## Task to complete:
Every record that follows should be printed verbatim.
○ ○ ○ ○ ○ ○ ○
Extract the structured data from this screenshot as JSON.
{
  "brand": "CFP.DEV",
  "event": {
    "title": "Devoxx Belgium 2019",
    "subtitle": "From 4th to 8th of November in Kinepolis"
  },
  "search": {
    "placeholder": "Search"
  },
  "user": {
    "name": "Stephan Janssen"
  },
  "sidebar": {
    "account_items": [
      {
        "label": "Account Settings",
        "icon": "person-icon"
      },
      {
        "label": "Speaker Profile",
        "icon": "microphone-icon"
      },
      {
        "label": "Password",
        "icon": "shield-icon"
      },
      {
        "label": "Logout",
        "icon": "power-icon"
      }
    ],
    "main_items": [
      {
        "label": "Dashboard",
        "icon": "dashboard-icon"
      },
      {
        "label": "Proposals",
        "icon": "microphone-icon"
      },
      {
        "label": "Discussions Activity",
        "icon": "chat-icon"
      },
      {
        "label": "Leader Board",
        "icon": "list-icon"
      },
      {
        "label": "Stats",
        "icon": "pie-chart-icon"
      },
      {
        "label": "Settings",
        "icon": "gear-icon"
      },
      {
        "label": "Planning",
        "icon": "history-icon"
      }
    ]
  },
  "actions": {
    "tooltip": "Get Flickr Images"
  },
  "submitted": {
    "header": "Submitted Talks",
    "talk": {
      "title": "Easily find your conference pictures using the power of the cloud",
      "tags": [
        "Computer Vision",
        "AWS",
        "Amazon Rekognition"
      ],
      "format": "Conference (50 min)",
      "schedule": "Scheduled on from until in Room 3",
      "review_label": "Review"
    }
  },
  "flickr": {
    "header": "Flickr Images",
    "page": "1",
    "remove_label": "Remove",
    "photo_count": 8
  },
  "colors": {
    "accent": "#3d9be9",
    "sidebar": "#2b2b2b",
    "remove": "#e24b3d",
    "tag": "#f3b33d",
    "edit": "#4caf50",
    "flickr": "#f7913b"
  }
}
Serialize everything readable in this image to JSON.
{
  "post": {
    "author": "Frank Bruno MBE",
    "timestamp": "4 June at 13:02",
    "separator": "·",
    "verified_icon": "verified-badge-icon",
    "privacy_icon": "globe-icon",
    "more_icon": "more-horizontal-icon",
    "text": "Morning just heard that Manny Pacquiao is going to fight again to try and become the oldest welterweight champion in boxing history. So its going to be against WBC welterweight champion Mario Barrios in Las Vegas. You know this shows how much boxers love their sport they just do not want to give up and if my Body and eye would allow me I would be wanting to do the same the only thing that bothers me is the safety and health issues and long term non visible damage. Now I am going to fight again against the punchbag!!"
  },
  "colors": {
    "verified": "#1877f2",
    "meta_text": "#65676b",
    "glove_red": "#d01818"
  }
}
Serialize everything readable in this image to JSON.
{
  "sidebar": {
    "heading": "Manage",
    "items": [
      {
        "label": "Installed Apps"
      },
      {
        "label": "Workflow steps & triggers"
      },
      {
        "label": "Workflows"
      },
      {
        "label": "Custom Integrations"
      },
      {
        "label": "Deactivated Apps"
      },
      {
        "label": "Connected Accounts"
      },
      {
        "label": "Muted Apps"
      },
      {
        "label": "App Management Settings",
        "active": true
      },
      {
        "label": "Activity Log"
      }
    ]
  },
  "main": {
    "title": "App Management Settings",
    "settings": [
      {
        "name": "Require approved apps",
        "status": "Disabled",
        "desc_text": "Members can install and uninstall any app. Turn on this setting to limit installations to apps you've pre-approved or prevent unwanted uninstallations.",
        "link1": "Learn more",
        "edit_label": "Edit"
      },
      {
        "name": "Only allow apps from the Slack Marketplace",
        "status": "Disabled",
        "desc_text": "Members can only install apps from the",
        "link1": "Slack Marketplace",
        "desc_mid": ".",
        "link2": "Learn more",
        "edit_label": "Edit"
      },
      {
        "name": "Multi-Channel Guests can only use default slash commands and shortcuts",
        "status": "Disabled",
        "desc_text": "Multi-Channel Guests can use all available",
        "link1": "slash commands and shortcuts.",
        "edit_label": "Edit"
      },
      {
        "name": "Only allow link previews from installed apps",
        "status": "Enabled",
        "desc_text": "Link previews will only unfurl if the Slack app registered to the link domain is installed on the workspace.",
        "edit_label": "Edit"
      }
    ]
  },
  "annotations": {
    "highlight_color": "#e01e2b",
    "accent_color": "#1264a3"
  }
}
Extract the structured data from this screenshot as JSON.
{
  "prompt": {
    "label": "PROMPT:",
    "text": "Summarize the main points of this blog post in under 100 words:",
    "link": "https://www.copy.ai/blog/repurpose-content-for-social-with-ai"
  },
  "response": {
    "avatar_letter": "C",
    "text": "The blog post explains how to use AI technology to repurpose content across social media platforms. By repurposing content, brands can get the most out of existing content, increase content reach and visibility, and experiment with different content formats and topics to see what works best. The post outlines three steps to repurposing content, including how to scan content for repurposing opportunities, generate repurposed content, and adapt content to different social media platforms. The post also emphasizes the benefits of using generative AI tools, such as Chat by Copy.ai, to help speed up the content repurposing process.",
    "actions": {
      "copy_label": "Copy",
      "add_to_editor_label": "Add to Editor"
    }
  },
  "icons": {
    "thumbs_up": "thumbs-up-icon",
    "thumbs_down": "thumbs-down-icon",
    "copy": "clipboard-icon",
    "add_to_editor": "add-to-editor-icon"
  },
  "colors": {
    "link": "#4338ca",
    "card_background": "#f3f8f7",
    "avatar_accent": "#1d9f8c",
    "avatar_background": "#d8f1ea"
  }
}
○ ○ ○ ○ ○ ○ ○
## Finished exercise:
Extract the structured data from this screenshot as JSON.
{
  "brand": "CFP.DEV",
  "event": {
    "title": "Devoxx Belgium 2019",
    "subtitle": "From 4th to 8th of November in Kinepolis"
  },
  "search": {
    "placeholder": "Search"
  },
  "user": {
    "name": "Stephan Janssen"
  },
  "sidebar": {
    "account_items": [
      {
        "label": "Account Settings",
        "icon": "person-icon"
      },
      {
        "label": "Speaker Profile",
        "icon": "microphone-icon"
      },
      {
        "label": "Password",
        "icon": "shield-icon"
      },
      {
        "label": "Logout",
        "icon": "power-icon"
      }
    ],
    "main_items": [
      {
        "label": "Dashboard",
        "icon": "dashboard-icon"
      },
      {
        "label": "Proposals",
        "icon": "microphone-icon"
      },
      {
        "label": "Discussions Activity",
        "icon": "chat-icon"
      },
      {
        "label": "Leader Board",
        "icon": "list-icon"
      },
      {
        "label": "Stats",
        "icon": "pie-chart-icon"
      },
      {
        "label": "Settings",
        "icon": "gear-icon"
      },
      {
        "label": "Planning",
        "icon": "history-icon"
      }
    ]
  },
  "actions": {
    "tooltip": "Get Flickr Images"
  },
  "submitted": {
    "header": "Submitted Talks",
    "talk": {
      "title": "Easily find your conference pictures using the power of the cloud",
      "tags": [
        "Computer Vision",
        "AWS",
        "Amazon Rekognition"
      ],
      "format": "Conference (50 min)",
      "schedule": "Scheduled on from until in Room 3",
      "review_label": "Review"
    }
  },
  "flickr": {
    "header": "Flickr Images",
    "page": "1",
    "remove_label": "Remove",
    "photo_count": 8
  },
  "colors": {
    "accent": "#3d9be9",
    "sidebar": "#2b2b2b",
    "remove": "#e24b3d",
    "tag": "#f3b33d",
    "edit": "#4caf50",
    "flickr": "#f7913b"
  }
}
Serialize everything readable in this image to JSON.
{
  "post": {
    "author": "Frank Bruno MBE",
    "timestamp": "4 June at 13:02",
    "separator": "·",
    "verified_icon": "verified-badge-icon",
    "privacy_icon": "globe-icon",
    "more_icon": "more-horizontal-icon",
    "text": "Morning just heard that Manny Pacquiao is going to fight again to try and become the oldest welterweight champion in boxing history. So its going to be against WBC welterweight champion Mario Barrios in Las Vegas. You know this shows how much boxers love their sport they just do not want to give up and if my Body and eye would allow me I would be wanting to do the same the only thing that bothers me is the safety and health issues and long term non visible damage. Now I am going to fight again against the punchbag!!"
  },
  "colors": {
    "verified": "#1877f2",
    "meta_text": "#65676b",
    "glove_red": "#d01818"
  }
}
Serialize everything readable in this image to JSON.
{
  "sidebar": {
    "heading": "Manage",
    "items": [
      {
        "label": "Installed Apps"
      },
      {
        "label": "Workflow steps & triggers"
      },
      {
        "label": "Workflows"
      },
      {
        "label": "Custom Integrations"
      },
      {
        "label": "Deactivated Apps"
      },
      {
        "label": "Connected Accounts"
      },
      {
        "label": "Muted Apps"
      },
      {
        "label": "App Management Settings",
        "active": true
      },
      {
        "label": "Activity Log"
      }
    ]
  },
  "main": {
    "title": "App Management Settings",
    "settings": [
      {
        "name": "Require approved apps",
        "status": "Disabled",
        "desc_text": "Members can install and uninstall any app. Turn on this setting to limit installations to apps you've pre-approved or prevent unwanted uninstallations.",
        "link1": "Learn more",
        "edit_label": "Edit"
      },
      {
        "name": "Only allow apps from the Slack Marketplace",
        "status": "Disabled",
        "desc_text": "Members can only install apps from the",
        "link1": "Slack Marketplace",
        "desc_mid": ".",
        "link2": "Learn more",
        "edit_label": "Edit"
      },
      {
        "name": "Multi-Channel Guests can only use default slash commands and shortcuts",
        "status": "Disabled",
        "desc_text": "Multi-Channel Guests can use all available",
        "link1": "slash commands and shortcuts.",
        "edit_label": "Edit"
      },
      {
        "name": "Only allow link previews from installed apps",
        "status": "Enabled",
        "desc_text": "Link previews will only unfurl if the Slack app registered to the link domain is installed on the workspace.",
        "edit_label": "Edit"
      }
    ]
  },
  "annotations": {
    "highlight_color": "#e01e2b",
    "accent_color": "#1264a3"
  }
}
Extract the structured data from this screenshot as JSON.
{
  "prompt": {
    "label": "PROMPT:",
    "text": "Summarize the main points of this blog post in under 100 words:",
    "link": "https://www.copy.ai/blog/repurpose-content-for-social-with-ai"
  },
  "response": {
    "avatar_letter": "C",
    "text": "The blog post explains how to use AI technology to repurpose content across social media platforms. By repurposing content, brands can get the most out of existing content, increase content reach and visibility, and experiment with different content formats and topics to see what works best. The post outlines three steps to repurposing content, including how to scan content for repurposing opportunities, generate repurposed content, and adapt content to different social media platforms. The post also emphasizes the benefits of using generative AI tools, such as Chat by Copy.ai, to help speed up the content repurposing process.",
    "actions": {
      "copy_label": "Copy",
      "add_to_editor_label": "Add to Editor"
    }
  },
  "icons": {
    "thumbs_up": "thumbs-up-icon",
    "thumbs_down": "thumbs-down-icon",
    "copy": "clipboard-icon",
    "add_to_editor": "add-to-editor-icon"
  },
  "colors": {
    "link": "#4338ca",
    "card_background": "#f3f8f7",
    "avatar_accent": "#1d9f8c",
    "avatar_background": "#d8f1ea"
  }
}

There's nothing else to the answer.